SUPPLIED MATERIAL:

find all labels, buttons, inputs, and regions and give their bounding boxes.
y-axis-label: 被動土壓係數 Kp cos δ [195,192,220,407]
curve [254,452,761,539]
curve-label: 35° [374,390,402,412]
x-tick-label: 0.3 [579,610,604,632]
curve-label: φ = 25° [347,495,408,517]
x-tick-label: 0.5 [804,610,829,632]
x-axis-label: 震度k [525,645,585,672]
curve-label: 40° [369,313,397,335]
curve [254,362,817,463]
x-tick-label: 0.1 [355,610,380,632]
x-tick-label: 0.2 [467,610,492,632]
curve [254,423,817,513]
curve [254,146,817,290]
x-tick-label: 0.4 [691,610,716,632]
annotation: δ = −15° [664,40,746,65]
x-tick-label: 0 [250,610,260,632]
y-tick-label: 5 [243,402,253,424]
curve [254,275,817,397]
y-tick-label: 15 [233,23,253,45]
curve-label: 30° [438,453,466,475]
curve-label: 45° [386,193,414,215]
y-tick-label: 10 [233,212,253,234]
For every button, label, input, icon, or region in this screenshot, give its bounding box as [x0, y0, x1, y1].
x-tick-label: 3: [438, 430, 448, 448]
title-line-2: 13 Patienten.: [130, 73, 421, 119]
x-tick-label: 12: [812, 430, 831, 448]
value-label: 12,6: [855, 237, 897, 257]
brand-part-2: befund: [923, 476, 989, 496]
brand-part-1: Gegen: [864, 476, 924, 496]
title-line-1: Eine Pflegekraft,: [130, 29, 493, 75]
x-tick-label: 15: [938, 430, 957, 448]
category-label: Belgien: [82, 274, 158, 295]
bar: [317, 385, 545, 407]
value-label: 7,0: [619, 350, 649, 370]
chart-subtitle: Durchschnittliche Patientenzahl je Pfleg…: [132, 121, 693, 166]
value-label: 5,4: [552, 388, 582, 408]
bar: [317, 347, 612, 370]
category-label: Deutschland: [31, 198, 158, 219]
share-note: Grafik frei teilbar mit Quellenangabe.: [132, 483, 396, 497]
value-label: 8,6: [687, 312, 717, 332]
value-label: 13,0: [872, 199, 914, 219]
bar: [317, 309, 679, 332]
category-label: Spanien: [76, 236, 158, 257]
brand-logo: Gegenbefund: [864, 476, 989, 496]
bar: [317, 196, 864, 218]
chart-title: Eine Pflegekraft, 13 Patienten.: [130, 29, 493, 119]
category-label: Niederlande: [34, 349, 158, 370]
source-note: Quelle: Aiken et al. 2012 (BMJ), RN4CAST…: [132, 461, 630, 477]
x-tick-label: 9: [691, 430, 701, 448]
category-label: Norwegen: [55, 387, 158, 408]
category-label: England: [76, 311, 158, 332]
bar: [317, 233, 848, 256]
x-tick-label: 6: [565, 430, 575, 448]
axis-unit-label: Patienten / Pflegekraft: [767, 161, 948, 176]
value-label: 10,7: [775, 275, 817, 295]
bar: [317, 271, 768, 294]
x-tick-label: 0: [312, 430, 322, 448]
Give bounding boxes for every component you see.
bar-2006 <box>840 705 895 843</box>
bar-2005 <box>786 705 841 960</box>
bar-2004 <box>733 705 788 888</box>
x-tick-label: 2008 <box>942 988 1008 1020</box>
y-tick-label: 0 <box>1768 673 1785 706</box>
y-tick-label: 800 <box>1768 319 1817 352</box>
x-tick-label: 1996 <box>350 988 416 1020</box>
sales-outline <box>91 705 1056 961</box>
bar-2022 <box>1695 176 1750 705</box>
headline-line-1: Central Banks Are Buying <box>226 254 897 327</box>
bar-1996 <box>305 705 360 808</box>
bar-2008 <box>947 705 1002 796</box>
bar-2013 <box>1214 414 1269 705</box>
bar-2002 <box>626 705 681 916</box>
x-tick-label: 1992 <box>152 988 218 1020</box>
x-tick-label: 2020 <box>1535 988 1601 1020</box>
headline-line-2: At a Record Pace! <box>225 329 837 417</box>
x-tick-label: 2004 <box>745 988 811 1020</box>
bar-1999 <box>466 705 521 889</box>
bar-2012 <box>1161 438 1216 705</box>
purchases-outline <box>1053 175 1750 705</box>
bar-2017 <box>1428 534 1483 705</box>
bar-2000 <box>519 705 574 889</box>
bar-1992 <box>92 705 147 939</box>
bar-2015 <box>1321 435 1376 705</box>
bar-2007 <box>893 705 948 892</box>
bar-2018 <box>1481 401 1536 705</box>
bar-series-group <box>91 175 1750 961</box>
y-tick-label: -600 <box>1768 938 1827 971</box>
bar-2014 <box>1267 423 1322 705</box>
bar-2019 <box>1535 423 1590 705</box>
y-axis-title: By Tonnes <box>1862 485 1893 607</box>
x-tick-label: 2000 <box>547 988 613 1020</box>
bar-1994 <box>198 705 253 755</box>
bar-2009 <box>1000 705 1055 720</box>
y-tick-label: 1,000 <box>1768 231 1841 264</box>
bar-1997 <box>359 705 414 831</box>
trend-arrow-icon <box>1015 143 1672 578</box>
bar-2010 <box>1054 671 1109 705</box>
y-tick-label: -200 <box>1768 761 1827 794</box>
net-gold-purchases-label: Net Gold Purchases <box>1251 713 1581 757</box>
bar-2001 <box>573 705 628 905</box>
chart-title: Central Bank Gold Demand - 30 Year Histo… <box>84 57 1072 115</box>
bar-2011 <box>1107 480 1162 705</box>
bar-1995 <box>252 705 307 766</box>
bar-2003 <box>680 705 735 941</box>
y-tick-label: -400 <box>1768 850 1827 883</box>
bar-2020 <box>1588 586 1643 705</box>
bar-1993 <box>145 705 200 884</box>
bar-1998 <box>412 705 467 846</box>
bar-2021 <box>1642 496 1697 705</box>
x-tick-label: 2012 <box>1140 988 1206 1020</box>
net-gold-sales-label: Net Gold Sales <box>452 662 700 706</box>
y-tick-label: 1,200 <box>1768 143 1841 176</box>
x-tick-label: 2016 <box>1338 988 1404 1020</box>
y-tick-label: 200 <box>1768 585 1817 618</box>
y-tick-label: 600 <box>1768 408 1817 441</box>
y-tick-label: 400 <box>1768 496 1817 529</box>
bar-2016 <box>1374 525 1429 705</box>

WRITTEN PROBLEM:
Write out the lines as a numbered list, starting with the first line and going on through the line with "brand-part-1: Gegen: [864, 476, 924, 496]", both included, and leave out any blank lines.

OUTPUT OF THE EXERCISE:
1. find all labels, buttons, inputs, and regions and give their bounding boxes.
2. y-axis-label: 被動土壓係數 Kp cos δ [195,192,220,407]
3. curve [254,452,761,539]
4. curve-label: 35° [374,390,402,412]
5. x-tick-label: 0.3 [579,610,604,632]
6. curve-label: φ = 25° [347,495,408,517]
7. x-tick-label: 0.5 [804,610,829,632]
8. x-axis-label: 震度k [525,645,585,672]
9. curve-label: 40° [369,313,397,335]
10. curve [254,362,817,463]
11. x-tick-label: 0.1 [355,610,380,632]
12. x-tick-label: 0.2 [467,610,492,632]
13. curve [254,423,817,513]
14. curve [254,146,817,290]
15. x-tick-label: 0.4 [691,610,716,632]
16. annotation: δ = −15° [664,40,746,65]
17. x-tick-label: 0 [250,610,260,632]
18. y-tick-label: 5 [243,402,253,424]
19. curve [254,275,817,397]
20. y-tick-label: 15 [233,23,253,45]
21. curve-label: 30° [438,453,466,475]
22. curve-label: 45° [386,193,414,215]
23. y-tick-label: 10 [233,212,253,234]
24. For every button, label, input, icon, or region in this screenshot, give its bounding box as [x0, y0, x1, y1].
25. x-tick-label: 3: [438, 430, 448, 448]
26. title-line-2: 13 Patienten.: [130, 73, 421, 119]
27. x-tick-label: 12: [812, 430, 831, 448]
28. value-label: 12,6: [855, 237, 897, 257]
29. brand-part-2: befund: [923, 476, 989, 496]
30. brand-part-1: Gegen: [864, 476, 924, 496]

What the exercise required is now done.